** start DATA **
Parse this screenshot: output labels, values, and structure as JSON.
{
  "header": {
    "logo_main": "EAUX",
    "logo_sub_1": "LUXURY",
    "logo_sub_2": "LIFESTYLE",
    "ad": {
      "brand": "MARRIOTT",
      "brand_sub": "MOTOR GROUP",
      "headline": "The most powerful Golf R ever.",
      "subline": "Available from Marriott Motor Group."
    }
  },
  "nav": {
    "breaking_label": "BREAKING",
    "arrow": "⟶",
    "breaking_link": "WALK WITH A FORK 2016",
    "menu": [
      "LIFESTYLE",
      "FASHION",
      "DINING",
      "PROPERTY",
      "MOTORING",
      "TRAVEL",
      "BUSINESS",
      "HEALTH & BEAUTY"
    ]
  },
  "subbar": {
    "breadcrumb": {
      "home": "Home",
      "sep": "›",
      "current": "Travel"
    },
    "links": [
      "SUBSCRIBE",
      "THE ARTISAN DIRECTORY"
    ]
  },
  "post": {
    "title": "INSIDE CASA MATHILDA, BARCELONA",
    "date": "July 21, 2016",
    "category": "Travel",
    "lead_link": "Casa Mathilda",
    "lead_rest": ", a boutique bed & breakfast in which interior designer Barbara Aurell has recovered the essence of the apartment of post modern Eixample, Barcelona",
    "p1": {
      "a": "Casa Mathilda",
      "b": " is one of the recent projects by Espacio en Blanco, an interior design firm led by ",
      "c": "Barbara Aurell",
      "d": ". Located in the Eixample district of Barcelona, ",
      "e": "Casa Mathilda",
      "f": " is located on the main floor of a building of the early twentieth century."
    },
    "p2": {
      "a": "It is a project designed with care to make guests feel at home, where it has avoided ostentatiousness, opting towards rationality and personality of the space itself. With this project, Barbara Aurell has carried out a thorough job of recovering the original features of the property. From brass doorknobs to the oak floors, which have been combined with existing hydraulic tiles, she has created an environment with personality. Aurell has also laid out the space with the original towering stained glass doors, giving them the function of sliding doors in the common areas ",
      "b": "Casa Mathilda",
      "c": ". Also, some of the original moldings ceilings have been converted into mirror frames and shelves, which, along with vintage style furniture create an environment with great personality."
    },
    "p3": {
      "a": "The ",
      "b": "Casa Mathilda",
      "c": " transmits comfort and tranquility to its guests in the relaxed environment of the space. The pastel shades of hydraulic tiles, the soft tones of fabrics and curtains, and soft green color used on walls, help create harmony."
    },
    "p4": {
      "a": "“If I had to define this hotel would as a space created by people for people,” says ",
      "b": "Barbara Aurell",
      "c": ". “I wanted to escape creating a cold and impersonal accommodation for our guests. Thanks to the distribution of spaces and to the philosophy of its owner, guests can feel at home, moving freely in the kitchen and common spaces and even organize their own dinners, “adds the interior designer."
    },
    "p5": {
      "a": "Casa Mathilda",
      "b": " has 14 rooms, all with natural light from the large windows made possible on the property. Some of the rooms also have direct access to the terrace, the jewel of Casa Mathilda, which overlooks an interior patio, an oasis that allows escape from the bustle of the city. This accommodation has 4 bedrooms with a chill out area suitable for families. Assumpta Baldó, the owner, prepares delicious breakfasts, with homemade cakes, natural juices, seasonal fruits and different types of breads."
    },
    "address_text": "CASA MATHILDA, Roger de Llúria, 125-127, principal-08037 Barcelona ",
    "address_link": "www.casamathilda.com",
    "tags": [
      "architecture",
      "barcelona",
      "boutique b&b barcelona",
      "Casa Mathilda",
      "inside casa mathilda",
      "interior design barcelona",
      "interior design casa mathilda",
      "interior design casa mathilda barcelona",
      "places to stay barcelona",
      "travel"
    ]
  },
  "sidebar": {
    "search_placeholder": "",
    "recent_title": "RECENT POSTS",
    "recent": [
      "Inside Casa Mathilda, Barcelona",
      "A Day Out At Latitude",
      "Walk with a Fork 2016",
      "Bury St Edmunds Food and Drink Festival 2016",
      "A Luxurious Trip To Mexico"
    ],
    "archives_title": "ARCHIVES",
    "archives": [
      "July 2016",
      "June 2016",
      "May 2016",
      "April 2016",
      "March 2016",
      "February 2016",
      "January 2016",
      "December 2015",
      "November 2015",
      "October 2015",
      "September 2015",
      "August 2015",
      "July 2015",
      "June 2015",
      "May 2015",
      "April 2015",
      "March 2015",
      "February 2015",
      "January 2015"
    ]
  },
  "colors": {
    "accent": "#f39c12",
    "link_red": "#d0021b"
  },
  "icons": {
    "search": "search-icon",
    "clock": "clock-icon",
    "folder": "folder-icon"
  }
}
** end DATA **
▸ SET PROBLEM
Transcribe every entry exactly, omitting nothing.

▸ SOLUTION TO THIS PROBLEM
Parse this screenshot: output labels, values, and structure as JSON.
{
  "header": {
    "logo_main": "EAUX",
    "logo_sub_1": "LUXURY",
    "logo_sub_2": "LIFESTYLE",
    "ad": {
      "brand": "MARRIOTT",
      "brand_sub": "MOTOR GROUP",
      "headline": "The most powerful Golf R ever.",
      "subline": "Available from Marriott Motor Group."
    }
  },
  "nav": {
    "breaking_label": "BREAKING",
    "arrow": "⟶",
    "breaking_link": "WALK WITH A FORK 2016",
    "menu": [
      "LIFESTYLE",
      "FASHION",
      "DINING",
      "PROPERTY",
      "MOTORING",
      "TRAVEL",
      "BUSINESS",
      "HEALTH & BEAUTY"
    ]
  },
  "subbar": {
    "breadcrumb": {
      "home": "Home",
      "sep": "›",
      "current": "Travel"
    },
    "links": [
      "SUBSCRIBE",
      "THE ARTISAN DIRECTORY"
    ]
  },
  "post": {
    "title": "INSIDE CASA MATHILDA, BARCELONA",
    "date": "July 21, 2016",
    "category": "Travel",
    "lead_link": "Casa Mathilda",
    "lead_rest": ", a boutique bed & breakfast in which interior designer Barbara Aurell has recovered the essence of the apartment of post modern Eixample, Barcelona",
    "p1": {
      "a": "Casa Mathilda",
      "b": " is one of the recent projects by Espacio en Blanco, an interior design firm led by ",
      "c": "Barbara Aurell",
      "d": ". Located in the Eixample district of Barcelona, ",
      "e": "Casa Mathilda",
      "f": " is located on the main floor of a building of the early twentieth century."
    },
    "p2": {
      "a": "It is a project designed with care to make guests feel at home, where it has avoided ostentatiousness, opting towards rationality and personality of the space itself. With this project, Barbara Aurell has carried out a thorough job of recovering the original features of the property. From brass doorknobs to the oak floors, which have been combined with existing hydraulic tiles, she has created an environment with personality. Aurell has also laid out the space with the original towering stained glass doors, giving them the function of sliding doors in the common areas ",
      "b": "Casa Mathilda",
      "c": ". Also, some of the original moldings ceilings have been converted into mirror frames and shelves, which, along with vintage style furniture create an environment with great personality."
    },
    "p3": {
      "a": "The ",
      "b": "Casa Mathilda",
      "c": " transmits comfort and tranquility to its guests in the relaxed environment of the space. The pastel shades of hydraulic tiles, the soft tones of fabrics and curtains, and soft green color used on walls, help create harmony."
    },
    "p4": {
      "a": "“If I had to define this hotel would as a space created by people for people,” says ",
      "b": "Barbara Aurell",
      "c": ". “I wanted to escape creating a cold and impersonal accommodation for our guests. Thanks to the distribution of spaces and to the philosophy of its owner, guests can feel at home, moving freely in the kitchen and common spaces and even organize their own dinners, “adds the interior designer."
    },
    "p5": {
      "a": "Casa Mathilda",
      "b": " has 14 rooms, all with natural light from the large windows made possible on the property. Some of the rooms also have direct access to the terrace, the jewel of Casa Mathilda, which overlooks an interior patio, an oasis that allows escape from the bustle of the city. This accommodation has 4 bedrooms with a chill out area suitable for families. Assumpta Baldó, the owner, prepares delicious breakfasts, with homemade cakes, natural juices, seasonal fruits and different types of breads."
    },
    "address_text": "CASA MATHILDA, Roger de Llúria, 125-127, principal-08037 Barcelona ",
    "address_link": "www.casamathilda.com",
    "tags": [
      "architecture",
      "barcelona",
      "boutique b&b barcelona",
      "Casa Mathilda",
      "inside casa mathilda",
      "interior design barcelona",
      "interior design casa mathilda",
      "interior design casa mathilda barcelona",
      "places to stay barcelona",
      "travel"
    ]
  },
  "sidebar": {
    "search_placeholder": "",
    "recent_title": "RECENT POSTS",
    "recent": [
      "Inside Casa Mathilda, Barcelona",
      "A Day Out At Latitude",
      "Walk with a Fork 2016",
      "Bury St Edmunds Food and Drink Festival 2016",
      "A Luxurious Trip To Mexico"
    ],
    "archives_title": "ARCHIVES",
    "archives": [
      "July 2016",
      "June 2016",
      "May 2016",
      "April 2016",
      "March 2016",
      "February 2016",
      "January 2016",
      "December 2015",
      "November 2015",
      "October 2015",
      "September 2015",
      "August 2015",
      "July 2015",
      "June 2015",
      "May 2015",
      "April 2015",
      "March 2015",
      "February 2015",
      "January 2015"
    ]
  },
  "colors": {
    "accent": "#f39c12",
    "link_red": "#d0021b"
  },
  "icons": {
    "search": "search-icon",
    "clock": "clock-icon",
    "folder": "folder-icon"
  }
}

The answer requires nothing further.